**SUPPLIED RECORDS**
•••

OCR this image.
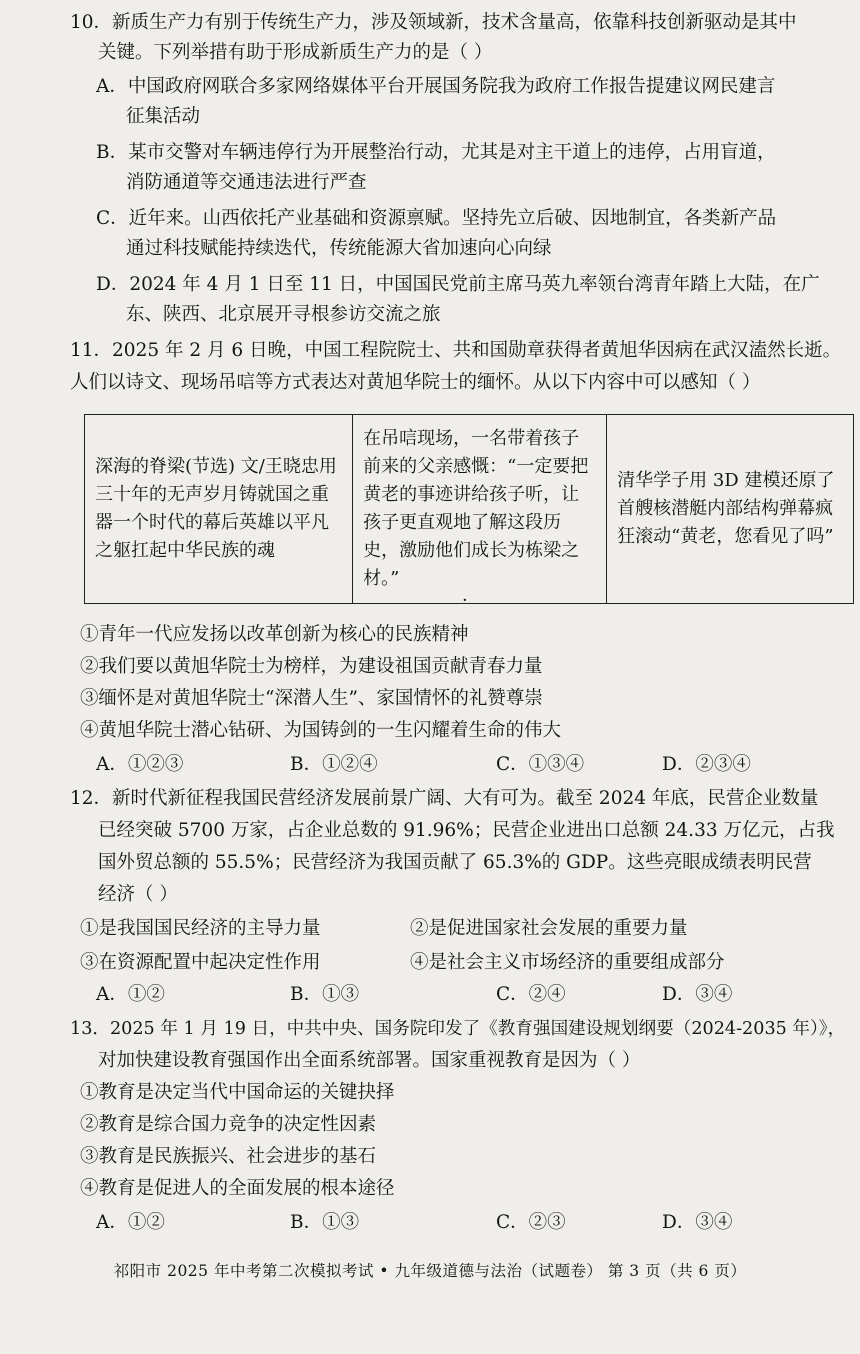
10．新质生产力有别于传统生产力，涉及领域新，技术含量高，依靠科技创新驱动是其中
关键。下列举措有助于形成新质生产力的是（ ）
A．中国政府网联合多家网络媒体平台开展国务院我为政府工作报告提建议网民建言
征集活动
B．某市交警对车辆违停行为开展整治行动，尤其是对主干道上的违停，占用盲道，
消防通道等交通违法进行严查
C．近年来。山西依托产业基础和资源禀赋。坚持先立后破、因地制宜，各类新产品
通过科技赋能持续迭代，传统能源大省加速向心向绿
D．2024 年 4 月 1 日至 11 日，中国国民党前主席马英九率领台湾青年踏上大陆，在广
东、陕西、北京展开寻根参访交流之旅
11．2025 年 2 月 6 日晚，中国工程院院士、共和国勋章获得者黄旭华因病在武汉溘然长逝。
人们以诗文、现场吊唁等方式表达对黄旭华院士的缅怀。从以下内容中可以感知（ ）
深海的脊梁(节选) 文/王晓忠用三十年的无声岁月铸就国之重器一个时代的幕后英雄以平凡之躯扛起中华民族的魂	在吊唁现场，一名带着孩子前来的父亲感慨：“一定要把黄老的事迹讲给孩子听，让孩子更直观地了解这段历史，激励他们成长为栋梁之材。”	清华学子用 3D 建模还原了首艘核潜艇内部结构弹幕疯狂滚动“黄老，您看见了吗”
·
①青年一代应发扬以改革创新为核心的民族精神
②我们要以黄旭华院士为榜样，为建设祖国贡献青春力量
③缅怀是对黄旭华院士“深潜人生”、家国情怀的礼赞尊崇
④黄旭华院士潜心钻研、为国铸剑的一生闪耀着生命的伟大
A．①②③	B．①②④	C．①③④	D．②③④
12．新时代新征程我国民营经济发展前景广阔、大有可为。截至 2024 年底，民营企业数量
已经突破 5700 万家，占企业总数的 91.96%；民营企业进出口总额 24.33 万亿元，占我
国外贸总额的 55.5%；民营经济为我国贡献了 65.3%的 GDP。这些亮眼成绩表明民营
经济（ ）
①是我国国民经济的主导力量	②是促进国家社会发展的重要力量
③在资源配置中起决定性作用	④是社会主义市场经济的重要组成部分
A．①②	B．①③	C．②④	D．③④
13．2025 年 1 月 19 日，中共中央、国务院印发了《教育强国建设规划纲要（2024-2035 年）》，
对加快建设教育强国作出全面系统部署。国家重视教育是因为（ ）
①教育是决定当代中国命运的关键抉择
②教育是综合国力竞争的决定性因素
③教育是民族振兴、社会进步的基石
④教育是促进人的全面发展的根本途径
A．①②	B．①③	C．②③	D．③④
祁阳市 2025 年中考第二次模拟考试 • 九年级道德与法治（试题卷） 第 3 页（共 6 页）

•••

**AIM**
Print the full listing exactly, dropping the pictures.

**OUTPUT FOR THIS EXERCISE**
OCR this image.
10．新质生产力有别于传统生产力，涉及领域新，技术含量高，依靠科技创新驱动是其中
关键。下列举措有助于形成新质生产力的是（ ）
A．中国政府网联合多家网络媒体平台开展国务院我为政府工作报告提建议网民建言
征集活动
B．某市交警对车辆违停行为开展整治行动，尤其是对主干道上的违停，占用盲道，
消防通道等交通违法进行严查
C．近年来。山西依托产业基础和资源禀赋。坚持先立后破、因地制宜，各类新产品
通过科技赋能持续迭代，传统能源大省加速向心向绿
D．2024 年 4 月 1 日至 11 日，中国国民党前主席马英九率领台湾青年踏上大陆，在广
东、陕西、北京展开寻根参访交流之旅
11．2025 年 2 月 6 日晚，中国工程院院士、共和国勋章获得者黄旭华因病在武汉溘然长逝。
人们以诗文、现场吊唁等方式表达对黄旭华院士的缅怀。从以下内容中可以感知（ ）
深海的脊梁(节选) 文/王晓忠用三十年的无声岁月铸就国之重器一个时代的幕后英雄以平凡之躯扛起中华民族的魂	在吊唁现场，一名带着孩子前来的父亲感慨：“一定要把黄老的事迹讲给孩子听，让孩子更直观地了解这段历史，激励他们成长为栋梁之材。”	清华学子用 3D 建模还原了首艘核潜艇内部结构弹幕疯狂滚动“黄老，您看见了吗”
·
①青年一代应发扬以改革创新为核心的民族精神
②我们要以黄旭华院士为榜样，为建设祖国贡献青春力量
③缅怀是对黄旭华院士“深潜人生”、家国情怀的礼赞尊崇
④黄旭华院士潜心钻研、为国铸剑的一生闪耀着生命的伟大
A．①②③	B．①②④	C．①③④	D．②③④
12．新时代新征程我国民营经济发展前景广阔、大有可为。截至 2024 年底，民营企业数量
已经突破 5700 万家，占企业总数的 91.96%；民营企业进出口总额 24.33 万亿元，占我
国外贸总额的 55.5%；民营经济为我国贡献了 65.3%的 GDP。这些亮眼成绩表明民营
经济（ ）
①是我国国民经济的主导力量	②是促进国家社会发展的重要力量
③在资源配置中起决定性作用	④是社会主义市场经济的重要组成部分
A．①②	B．①③	C．②④	D．③④
13．2025 年 1 月 19 日，中共中央、国务院印发了《教育强国建设规划纲要（2024-2035 年）》，
对加快建设教育强国作出全面系统部署。国家重视教育是因为（ ）
①教育是决定当代中国命运的关键抉择
②教育是综合国力竞争的决定性因素
③教育是民族振兴、社会进步的基石
④教育是促进人的全面发展的根本途径
A．①②	B．①③	C．②③	D．③④
祁阳市 2025 年中考第二次模拟考试 • 九年级道德与法治（试题卷） 第 3 页（共 6 页）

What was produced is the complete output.